» **Yapılacak İş**
Kaynak metne dayanarak aşağıdaki üç soruyu kısaca yanıtlayın.
(a) Gelişmiş ülke ile geri kalmış ülkeleri belirleyen anlayış nedir?
(b) Daha önce eleştirilen Göksun yolu hangi üç sıfatla nitelendiriliyor?
(c) Alt geçitlerin tamamlanması trafik açısından ne anlama gelecek?

Bir memleketi ve insanı diğerlerinden üstün kılan şey onun olacakları veya yapılması gerekeni önceden görmesi ve ona göre plan program yapmasıdır. Gelişmiş ülke ile geri kalmış ülkeleri de bu anlayış belirler. Yapılması gerekenleri ve olacakları öngörmek ve ona göre adım atmak. Ülkemizde ve insanımızda bu öngörüyü maalesef göremiyoruz. İlla birilerine bir şey olacak ondan sonra adım atılacak. Bu durum çok yerde çok kere yaşandı. Bir iş yapılıyor ama sonrası düşünülmüyor. Tek yapılsın da nasıl olursa olsun deniliyor. Şehrimizde de çevre yollarına, çok gecikse de, alt geçitler yapılmaya devam ediyor. Gecikmesi haricinde bunların olması yapılması çok güzel ama eksikleri var. Hem de maliyeti küçük ama etkisi büyük bir eksik. Ama bizimkiler tek hizmet yapılsın da nasıl yapılırsa yapılsın diyor. O cümle nasıl yapılırsa yapılsın değil, hizmet yapılsın da kim yaparsa yapsın, hizmet hizmettir olmalıdır. Ayrıca bütün güzel hizmetler alkışlanmalıdır. Daha önce yapılan; yamuk, yokuşlu ve tünelsiz olan Göksun yolunu eleştirmiştim ve itirazların ardı arkası kesilmemişti. Her şeye itiraz olmaz hizmet olsunda nasıl olursa olsun vs. diyenler çok olmuştu. Ancak şimdiki güzel yolu görünce o itirazcılarla görüştüm. Aklı başında olan tamam doğruymuş dedi. Fakat çoğunluk kem küm yok şöyle de böyle de diye hala haklı çıkmanın derdinde. Hizmet olursa güzel olmalı ve memleketime yakışmalıdır. Başka yolu yok. Öyle; olsun da çamurdan olsuna karşıyım.

Evet, çevre yollarımızın alt geçitleri gecikerek de olsa yapılıyor. Artık ne zaman tamamlanır bilemem. Alt geçitlerin tamamlanması demek trafiğin daha da hızlanması demek olacak. Şimdiden trafik hızlandı ve araçlar oldukça hızlı geçiyor. Bu da üst geçidi olmayan bir yolda kazaların (Allah korusun ölümlü ve yaralanmalı) ardı ardına olması demektir. Müneccim değilim ama bunu öngörebiliyorum. Doğada sebep sonuç ilişkisi vardır. Bunları bilen herkes bunu öngörebilir.

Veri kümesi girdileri
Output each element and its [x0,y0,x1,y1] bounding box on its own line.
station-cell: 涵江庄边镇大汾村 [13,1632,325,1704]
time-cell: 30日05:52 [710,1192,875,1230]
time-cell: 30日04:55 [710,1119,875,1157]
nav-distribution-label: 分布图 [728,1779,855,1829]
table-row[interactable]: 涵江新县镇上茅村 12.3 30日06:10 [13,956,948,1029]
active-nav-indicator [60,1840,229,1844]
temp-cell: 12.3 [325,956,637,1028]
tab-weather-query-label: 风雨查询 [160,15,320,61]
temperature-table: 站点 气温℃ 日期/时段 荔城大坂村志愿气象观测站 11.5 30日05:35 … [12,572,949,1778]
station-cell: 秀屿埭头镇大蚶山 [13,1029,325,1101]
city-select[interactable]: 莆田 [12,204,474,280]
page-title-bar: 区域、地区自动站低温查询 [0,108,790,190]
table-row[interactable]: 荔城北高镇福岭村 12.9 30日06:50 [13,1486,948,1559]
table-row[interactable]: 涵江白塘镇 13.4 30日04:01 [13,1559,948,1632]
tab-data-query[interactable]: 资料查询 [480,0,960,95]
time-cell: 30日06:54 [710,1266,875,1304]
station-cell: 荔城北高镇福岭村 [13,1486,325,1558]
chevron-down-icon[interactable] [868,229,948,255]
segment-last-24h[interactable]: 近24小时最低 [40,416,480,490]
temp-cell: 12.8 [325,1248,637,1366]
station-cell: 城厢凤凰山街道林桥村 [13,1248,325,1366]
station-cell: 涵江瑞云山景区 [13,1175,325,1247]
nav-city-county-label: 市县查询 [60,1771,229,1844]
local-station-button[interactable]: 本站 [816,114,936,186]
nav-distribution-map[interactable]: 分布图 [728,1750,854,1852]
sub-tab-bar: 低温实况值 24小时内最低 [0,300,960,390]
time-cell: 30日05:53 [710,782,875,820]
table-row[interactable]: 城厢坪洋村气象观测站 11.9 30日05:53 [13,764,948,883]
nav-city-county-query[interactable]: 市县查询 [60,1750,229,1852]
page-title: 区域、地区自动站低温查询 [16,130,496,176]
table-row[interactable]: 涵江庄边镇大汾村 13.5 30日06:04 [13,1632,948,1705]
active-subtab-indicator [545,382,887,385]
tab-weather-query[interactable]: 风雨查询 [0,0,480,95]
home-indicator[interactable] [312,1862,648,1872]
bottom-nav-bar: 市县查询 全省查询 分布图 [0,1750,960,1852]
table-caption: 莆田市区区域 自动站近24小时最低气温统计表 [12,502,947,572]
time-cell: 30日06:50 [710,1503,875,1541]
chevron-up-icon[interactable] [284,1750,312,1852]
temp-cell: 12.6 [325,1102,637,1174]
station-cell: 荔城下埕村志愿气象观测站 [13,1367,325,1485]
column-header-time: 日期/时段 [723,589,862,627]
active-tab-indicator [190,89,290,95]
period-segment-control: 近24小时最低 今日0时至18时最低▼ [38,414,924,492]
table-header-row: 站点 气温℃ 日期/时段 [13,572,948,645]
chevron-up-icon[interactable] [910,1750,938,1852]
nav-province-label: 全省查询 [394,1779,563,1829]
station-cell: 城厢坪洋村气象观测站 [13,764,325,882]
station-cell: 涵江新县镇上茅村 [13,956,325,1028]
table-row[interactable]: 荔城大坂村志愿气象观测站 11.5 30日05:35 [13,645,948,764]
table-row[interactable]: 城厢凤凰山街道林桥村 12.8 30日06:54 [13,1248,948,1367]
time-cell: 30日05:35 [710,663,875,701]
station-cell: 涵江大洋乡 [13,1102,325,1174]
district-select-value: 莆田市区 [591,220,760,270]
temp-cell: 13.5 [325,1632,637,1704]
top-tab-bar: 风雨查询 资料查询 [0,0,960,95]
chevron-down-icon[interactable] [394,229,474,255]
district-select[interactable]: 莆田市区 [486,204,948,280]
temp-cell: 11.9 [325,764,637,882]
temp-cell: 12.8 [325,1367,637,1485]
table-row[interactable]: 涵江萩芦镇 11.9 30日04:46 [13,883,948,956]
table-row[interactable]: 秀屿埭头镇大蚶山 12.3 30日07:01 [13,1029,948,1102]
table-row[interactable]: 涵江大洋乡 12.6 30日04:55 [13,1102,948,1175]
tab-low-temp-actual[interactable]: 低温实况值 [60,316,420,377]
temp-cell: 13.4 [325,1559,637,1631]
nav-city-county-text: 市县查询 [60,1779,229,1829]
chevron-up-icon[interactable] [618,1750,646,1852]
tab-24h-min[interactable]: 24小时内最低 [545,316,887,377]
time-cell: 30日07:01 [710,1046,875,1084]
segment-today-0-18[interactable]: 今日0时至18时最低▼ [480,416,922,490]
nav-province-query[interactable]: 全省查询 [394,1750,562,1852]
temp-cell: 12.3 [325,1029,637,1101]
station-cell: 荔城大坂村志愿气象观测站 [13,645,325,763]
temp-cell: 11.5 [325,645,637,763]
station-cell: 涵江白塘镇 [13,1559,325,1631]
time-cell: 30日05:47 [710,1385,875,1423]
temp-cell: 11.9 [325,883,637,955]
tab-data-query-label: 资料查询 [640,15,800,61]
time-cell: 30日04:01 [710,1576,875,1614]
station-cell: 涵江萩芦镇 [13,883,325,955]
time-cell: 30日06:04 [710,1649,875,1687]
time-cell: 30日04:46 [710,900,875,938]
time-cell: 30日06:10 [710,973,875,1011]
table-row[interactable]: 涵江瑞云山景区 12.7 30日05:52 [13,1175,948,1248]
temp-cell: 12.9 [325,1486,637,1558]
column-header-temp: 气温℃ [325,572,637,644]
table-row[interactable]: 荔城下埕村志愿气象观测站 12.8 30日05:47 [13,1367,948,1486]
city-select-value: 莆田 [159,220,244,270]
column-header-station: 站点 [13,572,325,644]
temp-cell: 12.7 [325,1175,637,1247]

» **Tamamlanan Alıştırma**
(a) Yapılması gerekenleri ve olacakları önceden görüp ona göre plan program yapmak ve adım atmak.
(b) Yamuk, yokuşlu ve tünelsiz.
(c) Trafiğin daha da hızlanması anlamına gelecek.